======== Given information

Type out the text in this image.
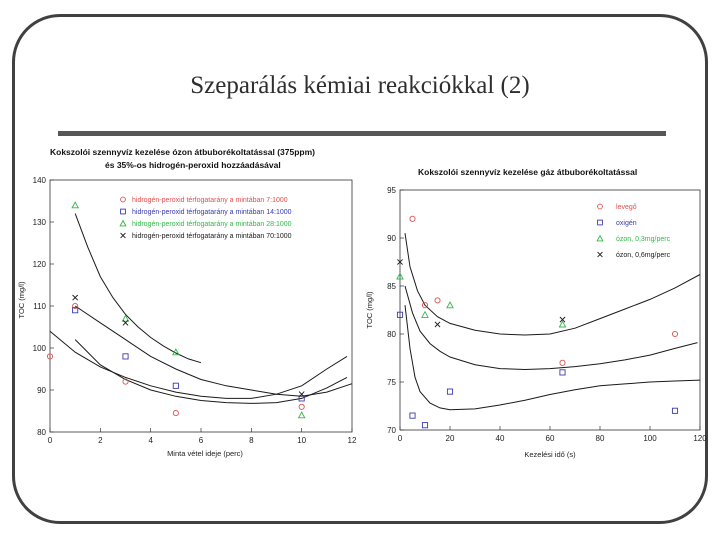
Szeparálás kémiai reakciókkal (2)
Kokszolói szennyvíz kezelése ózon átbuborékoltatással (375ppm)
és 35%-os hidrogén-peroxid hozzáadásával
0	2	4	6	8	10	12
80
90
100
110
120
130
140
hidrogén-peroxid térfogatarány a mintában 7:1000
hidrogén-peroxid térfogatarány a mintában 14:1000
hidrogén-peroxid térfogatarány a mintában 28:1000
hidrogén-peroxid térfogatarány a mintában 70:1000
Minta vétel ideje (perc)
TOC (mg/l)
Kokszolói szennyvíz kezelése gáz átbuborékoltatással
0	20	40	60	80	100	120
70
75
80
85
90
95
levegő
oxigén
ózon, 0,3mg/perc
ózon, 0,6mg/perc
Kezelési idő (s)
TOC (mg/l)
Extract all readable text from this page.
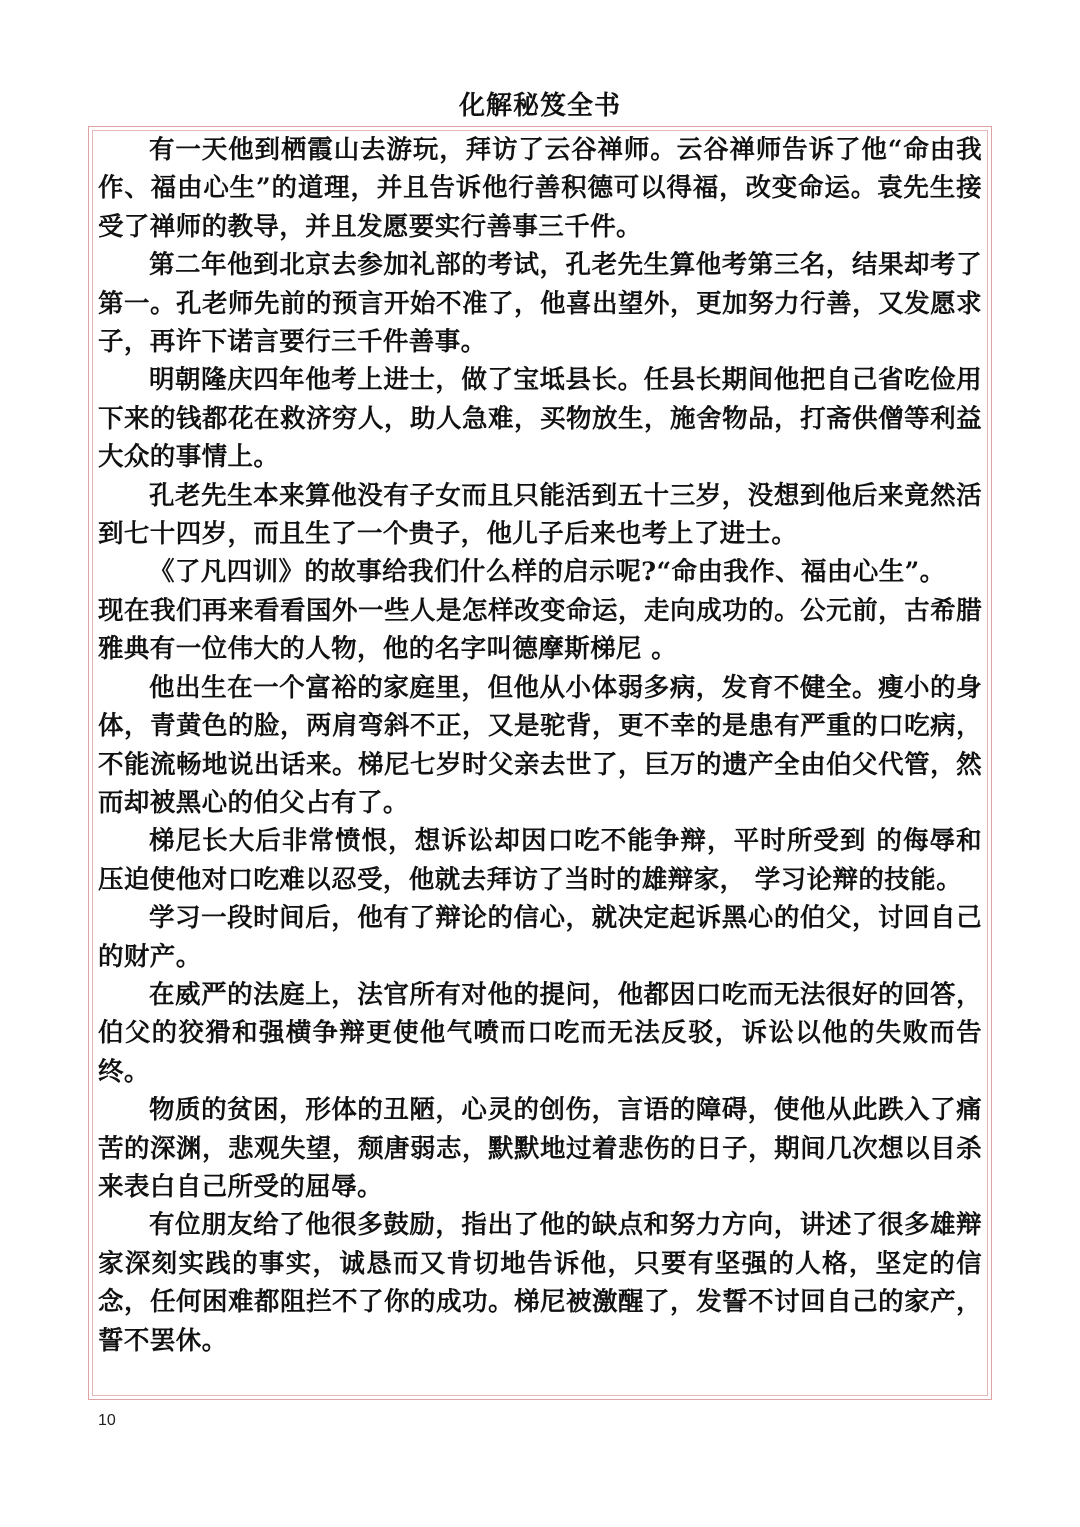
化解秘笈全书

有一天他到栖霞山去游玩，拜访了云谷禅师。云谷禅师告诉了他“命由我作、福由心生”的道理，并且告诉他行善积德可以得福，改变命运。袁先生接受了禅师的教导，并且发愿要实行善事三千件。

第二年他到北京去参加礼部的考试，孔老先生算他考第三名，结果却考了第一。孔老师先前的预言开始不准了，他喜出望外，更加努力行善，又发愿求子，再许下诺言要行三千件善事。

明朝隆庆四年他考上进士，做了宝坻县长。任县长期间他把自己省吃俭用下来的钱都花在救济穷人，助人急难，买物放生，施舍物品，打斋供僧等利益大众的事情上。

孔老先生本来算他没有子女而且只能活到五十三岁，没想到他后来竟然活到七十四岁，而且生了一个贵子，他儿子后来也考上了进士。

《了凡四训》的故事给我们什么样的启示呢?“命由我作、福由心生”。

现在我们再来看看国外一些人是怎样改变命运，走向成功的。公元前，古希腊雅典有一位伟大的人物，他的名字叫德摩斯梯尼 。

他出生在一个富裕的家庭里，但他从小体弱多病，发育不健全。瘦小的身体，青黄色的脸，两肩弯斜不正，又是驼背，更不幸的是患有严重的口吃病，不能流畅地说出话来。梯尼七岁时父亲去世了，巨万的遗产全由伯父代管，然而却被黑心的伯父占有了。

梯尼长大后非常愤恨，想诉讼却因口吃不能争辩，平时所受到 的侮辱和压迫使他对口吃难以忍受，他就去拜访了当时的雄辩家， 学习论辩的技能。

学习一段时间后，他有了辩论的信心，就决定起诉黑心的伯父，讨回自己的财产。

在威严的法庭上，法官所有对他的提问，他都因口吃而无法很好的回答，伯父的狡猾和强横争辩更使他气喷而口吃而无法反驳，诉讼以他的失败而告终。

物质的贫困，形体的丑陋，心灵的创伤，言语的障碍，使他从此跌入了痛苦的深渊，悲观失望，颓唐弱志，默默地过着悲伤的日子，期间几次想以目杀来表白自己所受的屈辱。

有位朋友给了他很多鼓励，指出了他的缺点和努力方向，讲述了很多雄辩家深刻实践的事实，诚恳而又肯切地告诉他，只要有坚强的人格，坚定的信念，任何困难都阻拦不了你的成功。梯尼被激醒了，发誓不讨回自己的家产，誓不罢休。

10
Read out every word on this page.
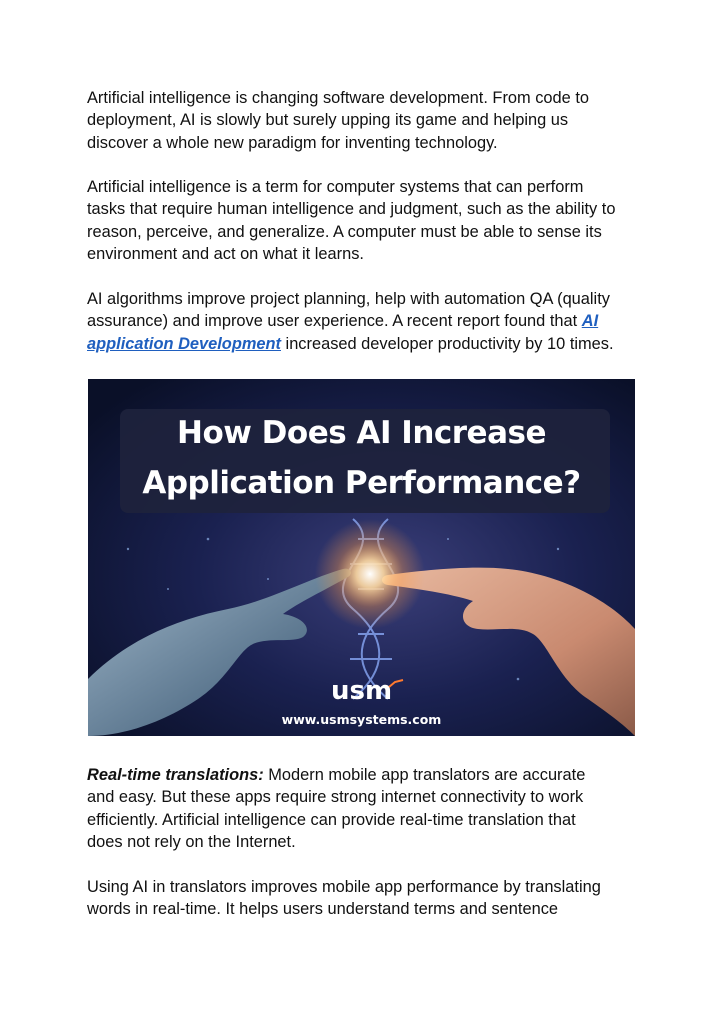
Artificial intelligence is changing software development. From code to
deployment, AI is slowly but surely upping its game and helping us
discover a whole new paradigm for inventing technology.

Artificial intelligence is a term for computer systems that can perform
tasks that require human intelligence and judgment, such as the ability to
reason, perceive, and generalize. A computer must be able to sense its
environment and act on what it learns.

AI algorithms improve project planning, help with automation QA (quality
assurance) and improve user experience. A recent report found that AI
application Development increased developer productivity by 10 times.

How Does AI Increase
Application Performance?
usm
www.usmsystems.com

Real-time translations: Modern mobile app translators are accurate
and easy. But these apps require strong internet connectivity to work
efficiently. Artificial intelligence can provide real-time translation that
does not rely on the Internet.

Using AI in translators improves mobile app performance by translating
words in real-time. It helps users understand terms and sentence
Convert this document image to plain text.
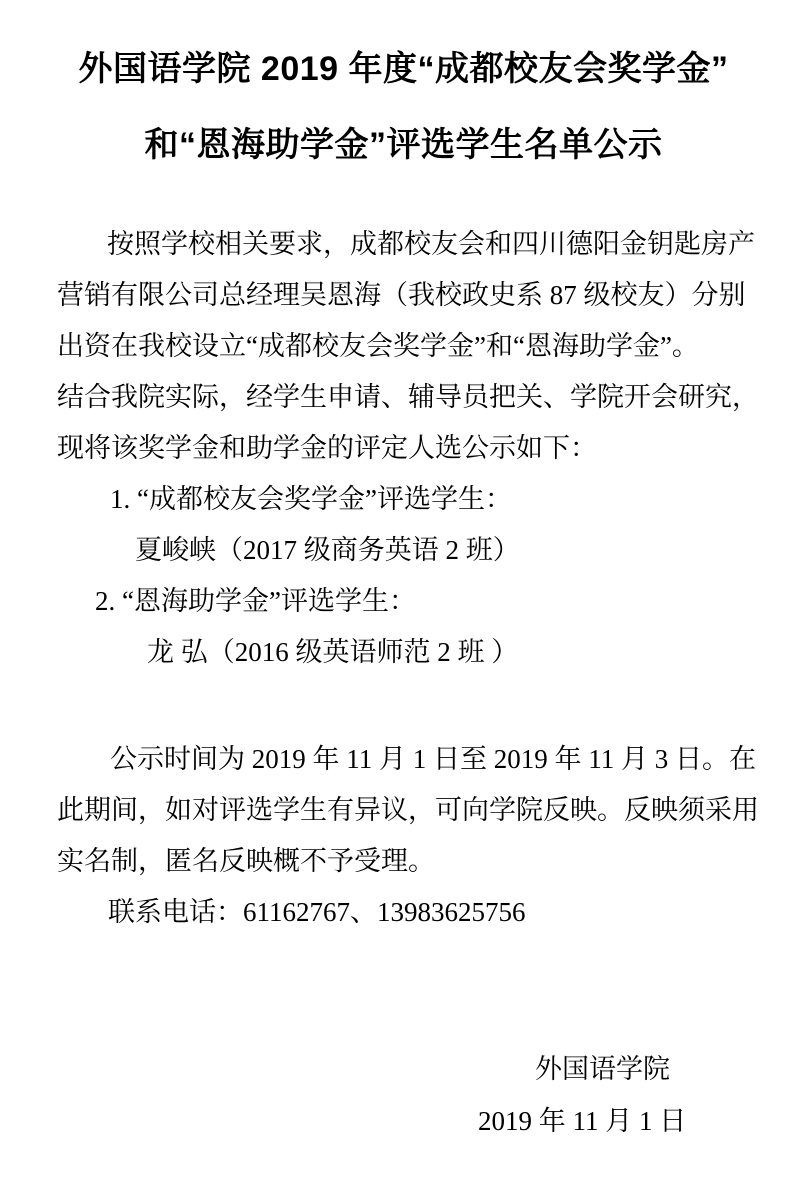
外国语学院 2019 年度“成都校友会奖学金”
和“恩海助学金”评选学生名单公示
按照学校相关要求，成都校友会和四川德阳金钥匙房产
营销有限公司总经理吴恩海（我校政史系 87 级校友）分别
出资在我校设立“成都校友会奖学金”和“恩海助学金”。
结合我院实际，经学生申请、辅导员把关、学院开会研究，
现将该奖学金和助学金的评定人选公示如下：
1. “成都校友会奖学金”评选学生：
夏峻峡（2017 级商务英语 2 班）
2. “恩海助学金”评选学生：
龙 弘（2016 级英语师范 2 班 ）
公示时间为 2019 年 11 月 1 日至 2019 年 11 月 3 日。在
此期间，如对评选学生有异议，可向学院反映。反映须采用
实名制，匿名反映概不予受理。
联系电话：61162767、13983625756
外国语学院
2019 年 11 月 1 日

================

Instructions to follow →
Report each line in the data that holds the word "page".

Correct result →
Extract all readable text from this page.
Read out every word on this page.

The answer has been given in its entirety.